══ Material for this exercise

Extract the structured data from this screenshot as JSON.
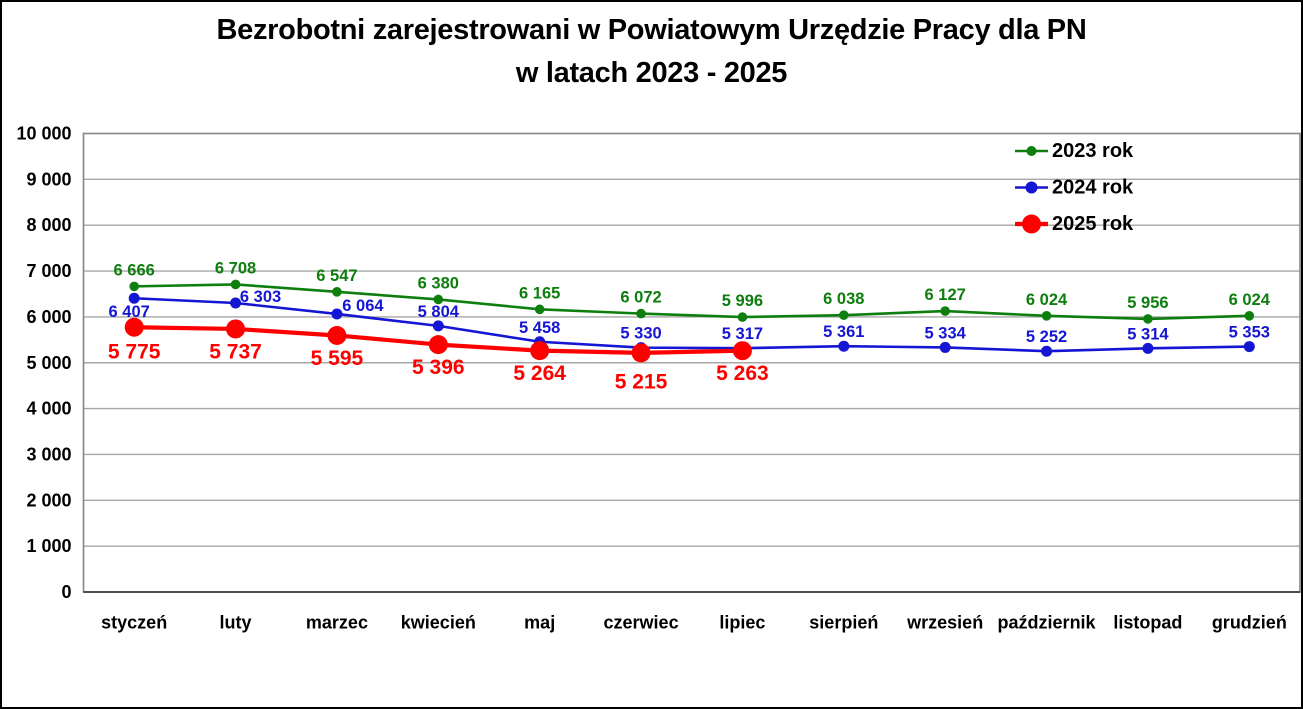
{
  "chart_data": {
    "type": "line",
    "title": "Bezrobotni zarejestrowani w Powiatowym Urzędzie Pracy dla PN",
    "subtitle": "w latach 2023 - 2025",
    "categories": [
      "styczeń",
      "luty",
      "marzec",
      "kwiecień",
      "maj",
      "czerwiec",
      "lipiec",
      "sierpień",
      "wrzesień",
      "październik",
      "listopad",
      "grudzień"
    ],
    "series": [
      {
        "name": "2023 rok",
        "color": "#0e7e0e",
        "values": [
          6666,
          6708,
          6547,
          6380,
          6165,
          6072,
          5996,
          6038,
          6127,
          6024,
          5956,
          6024
        ]
      },
      {
        "name": "2024 rok",
        "color": "#1515d4",
        "values": [
          6407,
          6303,
          6064,
          5804,
          5458,
          5330,
          5317,
          5361,
          5334,
          5252,
          5314,
          5353
        ]
      },
      {
        "name": "2025 rok",
        "color": "#fe0000",
        "values": [
          5775,
          5737,
          5595,
          5396,
          5264,
          5215,
          5263,
          null,
          null,
          null,
          null,
          null
        ]
      }
    ],
    "ylim": [
      0,
      10000
    ],
    "ytick_step": 1000,
    "ytick_labels": [
      "0",
      "1 000",
      "2 000",
      "3 000",
      "4 000",
      "5 000",
      "6 000",
      "7 000",
      "8 000",
      "9 000",
      "10 000"
    ],
    "grid": true,
    "data_labels": true,
    "legend_position": "top-right",
    "legend_labels": [
      "2023 rok",
      "2024 rok",
      "2025 rok"
    ]
  },
  "colors": {
    "background": "#ffffff",
    "text": "#000000",
    "grid": "#a6a6a6",
    "plot_border": "#8a8a8a",
    "axis_line": "#4d4d4d",
    "series_2023": "#0e7e0e",
    "series_2024": "#1515d4",
    "series_2025": "#fe0000"
  }
}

════

Exercise details: Without including any pictures, reproduce the listing exactly.

Response below:
Extract the structured data from this screenshot as JSON.
{
  "chart_data": {
    "type": "line",
    "title": "Bezrobotni zarejestrowani w Powiatowym Urzędzie Pracy dla PN",
    "subtitle": "w latach 2023 - 2025",
    "categories": [
      "styczeń",
      "luty",
      "marzec",
      "kwiecień",
      "maj",
      "czerwiec",
      "lipiec",
      "sierpień",
      "wrzesień",
      "październik",
      "listopad",
      "grudzień"
    ],
    "series": [
      {
        "name": "2023 rok",
        "color": "#0e7e0e",
        "values": [
          6666,
          6708,
          6547,
          6380,
          6165,
          6072,
          5996,
          6038,
          6127,
          6024,
          5956,
          6024
        ]
      },
      {
        "name": "2024 rok",
        "color": "#1515d4",
        "values": [
          6407,
          6303,
          6064,
          5804,
          5458,
          5330,
          5317,
          5361,
          5334,
          5252,
          5314,
          5353
        ]
      },
      {
        "name": "2025 rok",
        "color": "#fe0000",
        "values": [
          5775,
          5737,
          5595,
          5396,
          5264,
          5215,
          5263,
          null,
          null,
          null,
          null,
          null
        ]
      }
    ],
    "ylim": [
      0,
      10000
    ],
    "ytick_step": 1000,
    "ytick_labels": [
      "0",
      "1 000",
      "2 000",
      "3 000",
      "4 000",
      "5 000",
      "6 000",
      "7 000",
      "8 000",
      "9 000",
      "10 000"
    ],
    "grid": true,
    "data_labels": true,
    "legend_position": "top-right",
    "legend_labels": [
      "2023 rok",
      "2024 rok",
      "2025 rok"
    ]
  },
  "colors": {
    "background": "#ffffff",
    "text": "#000000",
    "grid": "#a6a6a6",
    "plot_border": "#8a8a8a",
    "axis_line": "#4d4d4d",
    "series_2023": "#0e7e0e",
    "series_2024": "#1515d4",
    "series_2025": "#fe0000"
  }
}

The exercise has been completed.